* **DATASET**
•••••
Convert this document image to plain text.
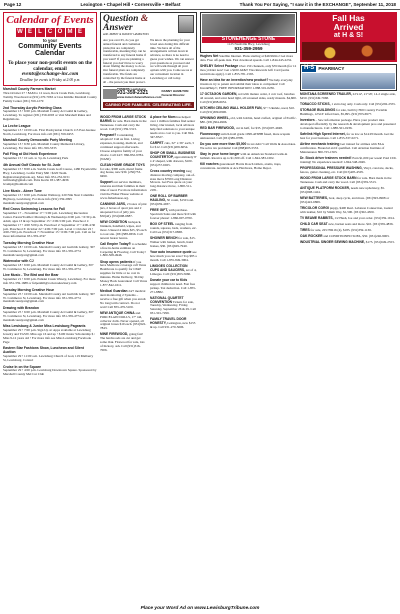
Page 12	Lexington • Chapel Hill • Cornersville • Belfast	Thank You For Saying, "I saw it in the EXCHANGE", September 11, 2018
Calendar of Events
W E	L	C O M E
to your
Community Events Calendar
To place your non-profit events on the calendar, email
events@exchange-inc.com
Deadline for events is Friday at 2:00 p.m.
Marshall County Farmers Market
Thru October 27 • 8AM to 12 noon, Rock Creek Park, Lewisburg. Tommy Woodward at (931) 270-7063 or Lisa Kimble Marshall County Family Center (931) 359-1279
2nd Thursday Acrylic Painting Class
September 13 • 6:00 p.m. Marshall County Art Guild & Gallery, Lewisburg. To register (931) 359-2003 or visit Marshall Rules and Regulations.
La Leche League
September 13 • 10:00 a.m. First Presbyterian Church 115 East Avenue North, Lewisburg. For more info call (931) 359-0455
Marshall County Democratic Party Meeting
September 13 • 6:30 p.m. Marshall County Memorial Library, Lewisburg. For more info 931-359-5335
Fall Fling at Old Honk Experience
September 15 • 10 a.m. to 3 p.m. Lewisburg Park
4th Annual Golf Classic for St. Jude
September 15 • 8:00 a.m. Saddle Creek Golf Course, 1480 Fayetteville Hwy, Lewisburg. Golfer Entry $60 / $220 Team. Registration@stjude.org. More Info 931-252-9151 twilmoth@gmail.com. Pairs Kevin 931-387-4936 bcamp2@hotmail.com
Live Music - Abner Tune
September 15 • 6:00 p.m. Pulaski Walkway, 220 Nile Nest Columbia Highway, Lewisburg. For more info (931) 359-2995 marshallcountyart@gmail.com
Red Cross Swimming Lessons for Fall
September 17 – November 17 • 5:00 p.m. Lewisburg Recreation Center. Parent/Toddler: Mondays & Wednesdays 6:00 p.m. • 6:30 p.m. Adult, ages 13 & up: September 15 • 2:00-5:00 p.m. Preschool 1: September 17 • 4:00 5:00 p.m. Preschool 2: September 17 • 4:00-4:30 p.m. Preschool 3: October 22 • 4:00-7:00 p.m. Level 1: October 22 • 4:00-7:00 p.m. Preschool 7: November 15 • 6:00-7:00 p.m. Call us for more information 931-359-4747
Tuesday Morning Creative Hour
September 18 • 10:00 a.m. Marshall County Art Guild & Gallery, 307 W. Commerce St, Lewisburg. For more info 931-359-4774 marshallcountyart@gmail.com
Watercolor with CJ
September 18 • 6:00 p.m. Marshall County Art Guild & Gallery, 307 W. Commerce St, Lewisburg. For more info 931-359-4774
Live Music - The Bird and the Bear
September 21 • 6:00 p.m. Pulaski Creek Winery, Lewisburg. For more info 931-359-1688 or fulpenhill@rockcreekwinery.com
Tuesday Morning Creative Hour
September 25 • 10:00 a.m. Marshall County Art Guild & Gallery, 307 W. Commerce St, Lewisburg. For more info 931-359-4774 marshallcountyart@gmail.com
Drawing with Brandon
September 25 • 6:00 p.m. Marshall County Art Guild & Gallery, 307 W. Commerce St, Lewisburg. For more info 931-359-4774 or marshallcountyart@gmail.com
Miss Lewisburg & Junior Miss Lewisburg Pageants
September 29 • 7:00 p.m. Sign Up at: Apps available at Lewisburg Jewelry and TGSW. Miss age 16 and up • $100 Junior Scholarship $ / Miss 9-12 years old • For more info see Miss Lewisburg Facebook Page
Eastern Star Fashions Show, Luncheon and Silent Auction
September 29 • 11:00 a.m. Lewisburg Church of God, 119 Mulberry St, Lewisburg. Contact
Cruise In on the Square
September 29 • 4:00 p.m. Lewisburg Downtown Square. Sponsored by Marshall County Mel Car Club
Question &
Answer
with JIMMY & DANNY HAMILTON
Are you over 65, do you get annual funeral and cremation plans that are completely transferable, meaning they can be transferred to any funeral home if you want? If you are planning a funeral you don't have to worry about finding the money to do so. Our funeral plans are completely transferable. The funds are controlled by the funeral home at all – the person you must protect. We know the planning for your loved ones during this difficult time. We have all of the arrangements written down in advance, so there is no need to guess your wishes. We can answer your questions as you need and we will walk through all your options with you. Come see us at our convenient location in Lewisburg or call today.
TOMERS Lewisburg
931-359-2321
www.tomersfuneralhomes.com
DANNY HAMILTON Funeral Director
CARING FOR FAMILIES. CELEBRATING LIFE.
WOOD FROM LARGE STOCK BARNS for sale. Barn made in the Tennessee. Cash and carry the wood. Call (931) 359-5313.
Pregnant? Considering adoption? Call us first. Living expenses, housing, medical, and continued support afterwards. Choose adoptive family of your choice. Call 24/7. 866-832-9784. (NANI)
CLEAN HOME GRADE TOYS for sale, $300 each, metal frame dog house, new $30. (256)753-9490.
Support our service members, veterans and their families in their time of need. For more information visit the Fisher House website at www.fisherhouse.org.
CANNING JARS, 2 boxes of pint jars, 2 boxes of quart jars and 2 unopened box of jelly jars. $50(all). (931)698-6887.
NEW CONDITION backpack, blankets, handheld, wipes, and more. Unused 4 times $25, $5 each to tour site. (931)588-9656. Call newest bearer leaves.
Call Empire Today® to schedule a free in-home estimate on Carpeting & Flooring. Call Today! 1-800-508-4946.
Shop opens patients If you have Medicare coverage call Verus Healthcare to qualify for CPAP supplies for little or no cost in minutes. Home Delivery, 30-Day Money Back Guarantee! Call Verus 1-877-842-1611.
Medical Guardian 24/7 medical alert monitoring 2 Systems – receive a free gift when you enroll. No long term contract. Do not wait! Call 855-479-5100.
NEW ANTIQUE CHINA and PORCELAIN DOLLS, 17" tall, collector dolls. Never opened, all original boxes $10 each. (931)922-7843.
MINE FIREWOOD, going fast! The hardwoods are cut and get some Oak. Firewood for sale, lots of hickory, ash. Call (931)316-7006.
A place for Mom has helped over 1 million families find senior living. Our trusted, local advisors help find solutions to your unique needs at no cost to you. Call 844-347-8527.
CARPET cuts, 32" x 36" each, 5 for $12. Call (931)209-6654.
SHOP OR SMALL BUSINESS COUNTERTOP, approximately 8' x 4' shaped, with drawers, $100. (931)257-6025.
Cross country moving long distance moving company, out-of-state move $799 Long Distance Movers. Get Free quote on your long distance move, 1-800-511-2181.
ONE ROLL OF BARBER HAULING, 50 count, $150 total. (931)639-4937.
FREE GIFT, with purchase. Spectrum Sales and more $10 with forever phone! 1-866-607-0700.
BOX OF STEEL ranging from rounds, squares, beds, washers, etc. Call Lee (931)317-6868.
SHOWER BENCH for sale, $15. Walker with basket, bench, hand brakes, $30. (931)629-7940.
Your auto insurance quote see how much you can save! Top $85 a month. Call 1-855-849-3004.
LIMOGES COLLECTION CUPS AND SAUCERS, set of 4, Limoges. Call: (931)363-5660.
Donate your car to Kids support children in need. Fast free pickup. Tax deduction. Call 1-855-271-8882.
NATIONAL QUARTET CONVENTION Tickets for sale, Tuesday, Wednesday, Friday, Saturday, September 26 & 29. Call 931-301-7299.
FAMILY TRAVEL DOOR HONESTY, Lexington, new $155 & up. Call 931-270-5606.
STONEHENGE STONE
1125 Nashville Hwy, Lewisburg
931-359-2959
Hughes Net Satellite Internet. Plans starting at $49.99/mo! Get more data. Free off-peak data. Fast download speeds. Call 1-844-245-2232.
SHELBY Select Package Over 150 channels, only $35/month (for 12 mos.) Order now! Get a $100 AT&T Visa Rewards Gift Card (some restrictions apply). Call 1-855-781-1565.
Have an idea for an invention/new product? We help everyday inventors try to patent and submit their ideas to companies! Call InventHelp®, FREE INFORMATION! 1-888-501-0236.
17 OCTAGON GARDEN, red with mature cedar, 2 coir roof, benches all around, and solar head light, all screened sides, ready mounts. $4,600. Call (931)698-6652.
KITCHEN CEILING WALL HOLDER FAN, $7 • Ukulele, used, $10. Call (931)309-0900.
SPINNING WHEEL, old, with bobbin, hand crafted, original of Pacific. $80. (931)364-4966.
RED BAR FIREWOOD, cut in half, for $35. (931)607-4948.
Fluoroscopy switch-hold grade 1098-AT6HB fused, mare scapula unmounted. Call (931)389-9788.
Do you owe more than $5,000 in tax debt? Call Wells & Associates. We solve tax problems! Call (888)603-5553.
Stay in your home longer with an American Standard walk-in bathtub. Receive up to $1,500 off. Call 1-844-383-1002.
Kill roaches guaranteed! Harris Roach tablets, atoms, traps, concentrate. Available at Ace Hardware, Home Depot.
Fall Has
Arrived
at H & S!
H-S PHARMACY
MONTANA SCREENED TRAILER, 22'x12', 21"x8', 14-2 single axle, $450. (931)349-7668.
TOBACCO STICKS, 1 extra bag only. Cash only. Call (931)292-2555.
STORAGE BUILDINGS for sale, built by Hill Country Portable Buildings, 12'x16' lofted barn, $5,995. (931)703-6977.
Investors – Saw information package. Have your product idea developed affordably by the research & development pros and presented to manufacturers. Call 1-888-501-0236.
Safelink High Speed Internet, for as low as $14.95/month. Get the best for your business. Call 1-855-337-0271.
Airline mechanic training Get trained for airlines with FAA certification. Financial aid if qualified. Call Aviation Institute of Maintenance 800-725-1563.
Dr. Stock driver trainees needed! Earn $1,000 per week! Paid CDL training! No experience needed! 1-844-548-2049.
PROFESSIONAL PRESSURE WASHING, Vinyl, concrete, decks, fences, gutter cleaning, etc. Call (615)405-4505.
WOOD FROM LARGE STOCK BARN for sale. Barn made in the Tennessee. Cash and carry the wood. Call (931)359-5313.
ANTIQUE PLATFORM ROCKER, needs new upholstery, $5. (931)698-1424.
NEW BATTERIES, boat, deep cycle, and more. (931)393-0968 or (931)422-6869.
TRICOLOR CORGI puppy, $400 Real. Lebanon Connection, loaded with leather, $10 by Smith Way, $1,500. (931)302-4300.
TV BEAME RABBITS, 1/2 Hush, Joe and your order. (931)359-1914.
CHILD CAR SEAT new, bucket seats and more. $10. (931)359-4836.
TIRES for sale, 225/70R16 (4), $185. (931)359-1136.
OAK ROCKER and CONDITIONED SOFA, $50. (931)246-9063.
INDUSTRIAL SINGER SEWING MACHINE, $175. (931)649-2553.
Place your Word Ad on www.LewisburgTribune.com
•••••
* **EXERCISE DESCRIPTION**
Now copy each line of the entries that mentions "HAMILTON".

* **REPLY**
with JIMMY & DANNY HAMILTON
DANNY HAMILTON Funeral Director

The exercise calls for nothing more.